WRITTEN TASK:
Give a count of the lines below that have the string "this" in them, with no other words.

MATERIALS PROVIDED:
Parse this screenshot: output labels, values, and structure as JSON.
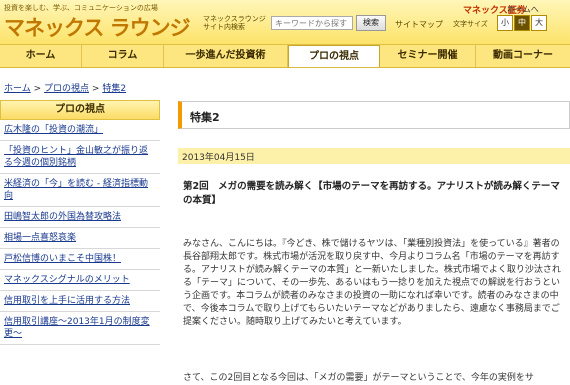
{
  "header": {
    "tagline": "投資を楽しむ、学ぶ、コミュニケーションの広場",
    "logo": "マネックス ラウンジ",
    "site_search_label": "マネックスラウンジ サイト内検索",
    "search_placeholder": "キーワードから探す",
    "search_button": "検索",
    "sitemap": "サイトマップ",
    "font_size_label": "文字サイズ",
    "font_sizes": [
      "小",
      "中",
      "大"
    ],
    "brand": "マネックス証券",
    "brand_home": "ホームへ"
  },
  "nav": {
    "items": [
      "ホーム",
      "コラム",
      "一歩進んだ投資術",
      "プロの視点",
      "セミナー開催",
      "動画コーナー"
    ],
    "active": "プロの視点"
  },
  "breadcrumb": {
    "home": "ホーム",
    "sep1": ">",
    "section": "プロの視点",
    "sep2": ">",
    "current": "特集2"
  },
  "sidebar": {
    "heading": "プロの視点",
    "items": [
      "広木隆の「投資の潮流」",
      "「投資のヒント」金山敏之が振り返る今週の個別銘柄",
      "米経済の「今」を読む - 経済指標動向",
      "田嶋智太郎の外国為替攻略法",
      "相場一点喜怒哀楽",
      "戸松信博のいまこそ中国株！",
      "マネックスシグナルのメリット",
      "信用取引を上手に活用する方法",
      "信用取引講座〜2013年1月の制度変更〜"
    ]
  },
  "article": {
    "title": "特集2",
    "date": "2013年04月15日",
    "headline": "第2回　メガの需要を読み解く【市場のテーマを再訪する。アナリストが読み解くテーマの本質】",
    "body": "みなさん、こんにちは。『今どき、株で儲けるヤツは、「業種別投資法」を使っている』著者の長谷部翔太郎です。株式市場が活況を取り戻す中、今月よりコラム名「市場のテーマを再訪する。アナリストが読み解くテーマの本質」と一新いたしました。株式市場でよく取り沙汰される「テーマ」について、その一歩先、あるいはもう一捻りを加えた視点での解説を行おうという企画です。本コラムが読者のみなさまの投資の一助になれば幸いです。読者のみなさまの中で、今後本コラムで取り上げてもらいたいテーマなどがありましたら、遠慮なく事務局までご提案ください。随時取り上げてみたいと考えています。",
    "body_cut": "さて、この2回目となる今回は、「メガの需要」がテーマということで、今年の実例をサ"
  },
  "colors": {
    "header_bg": "#fde36a",
    "accent": "#f29a00",
    "link": "#1a3a8f",
    "brand": "#c03000"
  }
}
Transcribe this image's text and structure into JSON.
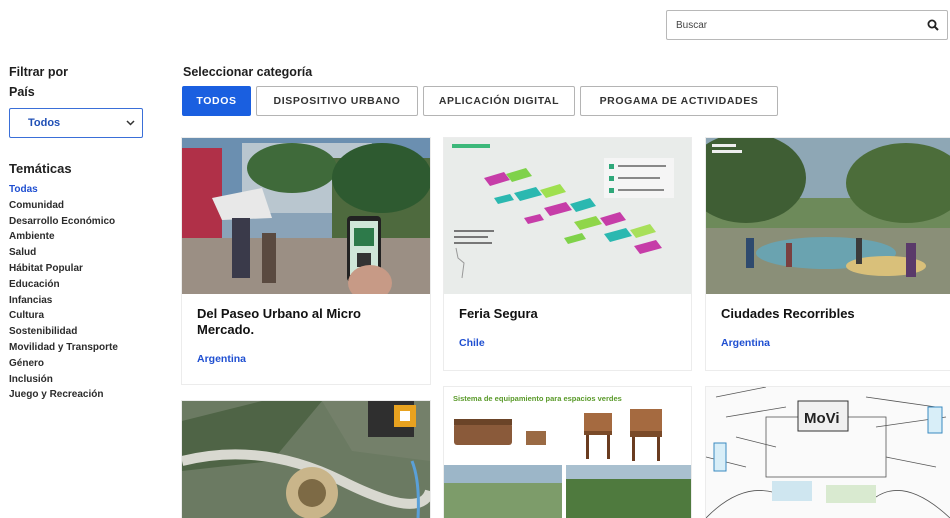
{
  "search": {
    "placeholder": "Buscar",
    "icon": "search-icon"
  },
  "sidebar": {
    "filter_title": "Filtrar por",
    "country_label": "País",
    "country_selected": "Todos",
    "tematicas_title": "Temáticas",
    "tematicas": [
      "Todas",
      "Comunidad",
      "Desarrollo Económico",
      "Ambiente",
      "Salud",
      "Hábitat Popular",
      "Educación",
      "Infancias",
      "Cultura",
      "Sostenibilidad",
      "Movilidad y Transporte",
      "Género",
      "Inclusión",
      "Juego y Recreación"
    ],
    "active_tematica": "Todas"
  },
  "category": {
    "title": "Seleccionar categoría",
    "tabs": [
      "TODOS",
      "DISPOSITIVO URBANO",
      "APLICACIÓN DIGITAL",
      "PROGAMA DE ACTIVIDADES"
    ],
    "active": "TODOS"
  },
  "cards": [
    {
      "title": "Del Paseo Urbano al Micro Mercado.",
      "country": "Argentina"
    },
    {
      "title": "Feria Segura",
      "country": "Chile"
    },
    {
      "title": "Ciudades Recorribles",
      "country": "Argentina"
    },
    {
      "title": "",
      "country": "",
      "image_text": ""
    },
    {
      "title": "",
      "country": "",
      "image_text": "Sistema de equipamiento para espacios verdes"
    },
    {
      "title": "",
      "country": "",
      "image_text": "MoVi"
    }
  ],
  "colors": {
    "accent": "#1a5fe0",
    "link": "#1f4fd1"
  }
}
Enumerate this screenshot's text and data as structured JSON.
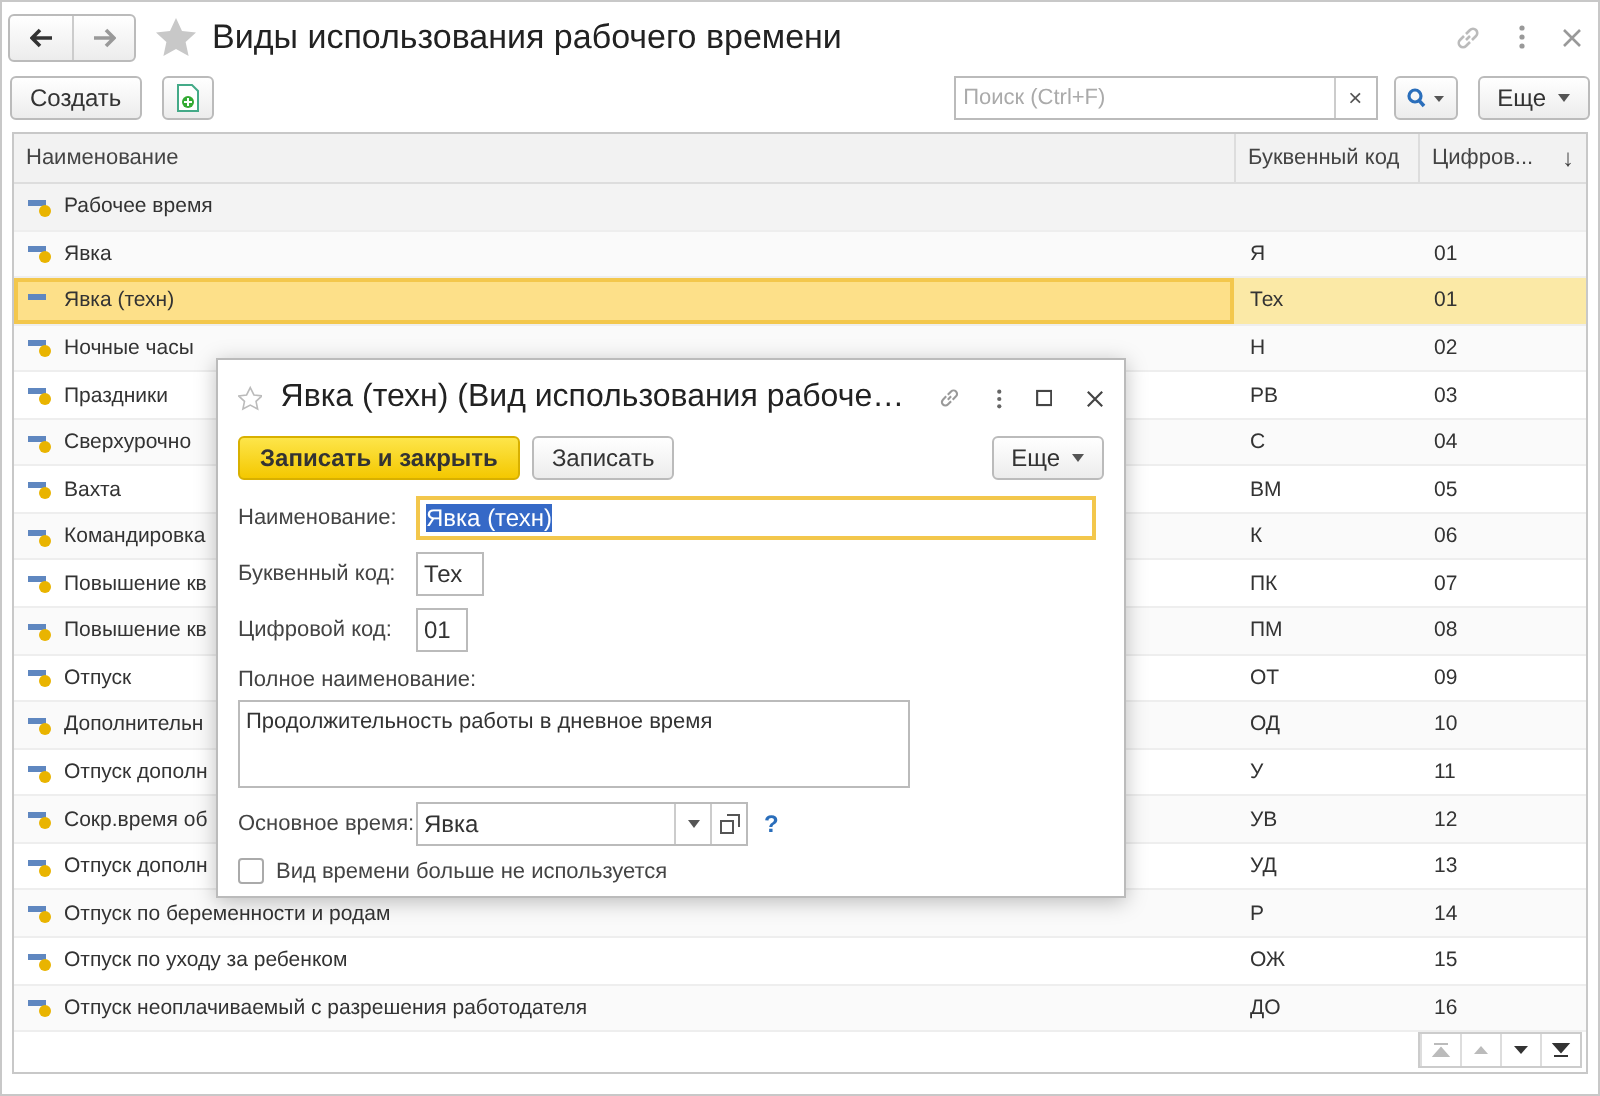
{
  "window": {
    "title": "Виды использования рабочего времени"
  },
  "toolbar": {
    "create_button": "Создать",
    "search": {
      "placeholder": "Поиск (Ctrl+F)",
      "clear": "×"
    },
    "more_button": "Еще"
  },
  "table": {
    "columns": [
      "Наименование",
      "Буквенный код",
      "Цифров..."
    ],
    "sort_mark": "↓",
    "rows": [
      {
        "kind": "group",
        "name": "Рабочее время",
        "letter_code": "",
        "digit_code": "",
        "selected": false
      },
      {
        "kind": "item",
        "name": "Явка",
        "letter_code": "Я",
        "digit_code": "01",
        "selected": false
      },
      {
        "kind": "item",
        "name": "Явка (техн)",
        "letter_code": "Тех",
        "digit_code": "01",
        "selected": true
      },
      {
        "kind": "item",
        "name": "Ночные часы",
        "letter_code": "Н",
        "digit_code": "02",
        "selected": false
      },
      {
        "kind": "item",
        "name": "Праздники",
        "letter_code": "РВ",
        "digit_code": "03",
        "selected": false
      },
      {
        "kind": "item",
        "name": "Сверхурочно",
        "letter_code": "С",
        "digit_code": "04",
        "selected": false
      },
      {
        "kind": "item",
        "name": "Вахта",
        "letter_code": "ВМ",
        "digit_code": "05",
        "selected": false
      },
      {
        "kind": "item",
        "name": "Командировка",
        "letter_code": "К",
        "digit_code": "06",
        "selected": false
      },
      {
        "kind": "item",
        "name": "Повышение кв",
        "letter_code": "ПК",
        "digit_code": "07",
        "selected": false
      },
      {
        "kind": "item",
        "name": "Повышение кв",
        "letter_code": "ПМ",
        "digit_code": "08",
        "selected": false
      },
      {
        "kind": "item",
        "name": "Отпуск",
        "letter_code": "ОТ",
        "digit_code": "09",
        "selected": false
      },
      {
        "kind": "item",
        "name": "Дополнительн",
        "letter_code": "ОД",
        "digit_code": "10",
        "selected": false
      },
      {
        "kind": "item",
        "name": "Отпуск дополн",
        "letter_code": "У",
        "digit_code": "11",
        "selected": false
      },
      {
        "kind": "item",
        "name": "Сокр.время об",
        "letter_code": "УВ",
        "digit_code": "12",
        "selected": false
      },
      {
        "kind": "item",
        "name": "Отпуск дополн",
        "letter_code": "УД",
        "digit_code": "13",
        "selected": false
      },
      {
        "kind": "item",
        "name": "Отпуск по беременности и родам",
        "letter_code": "Р",
        "digit_code": "14",
        "selected": false
      },
      {
        "kind": "item",
        "name": "Отпуск по уходу за ребенком",
        "letter_code": "ОЖ",
        "digit_code": "15",
        "selected": false
      },
      {
        "kind": "item",
        "name": "Отпуск неоплачиваемый с разрешения работодателя",
        "letter_code": "ДО",
        "digit_code": "16",
        "selected": false
      }
    ]
  },
  "dialog": {
    "title": "Явка (техн) (Вид использования рабоче…",
    "save_close_button": "Записать и закрыть",
    "save_button": "Записать",
    "more_button": "Еще",
    "name": {
      "label": "Наименование:",
      "value": "Явка (техн)"
    },
    "letter_code": {
      "label": "Буквенный код:",
      "value": "Тех"
    },
    "digit_code": {
      "label": "Цифровой код:",
      "value": "01"
    },
    "full_name": {
      "label": "Полное наименование:",
      "value": "Продолжительность работы в дневное время"
    },
    "main_time": {
      "label": "Основное время:",
      "value": "Явка",
      "help": "?"
    },
    "unused": {
      "label": "Вид времени больше не используется",
      "checked": false
    }
  }
}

OUTPUT OF THE TASK:
3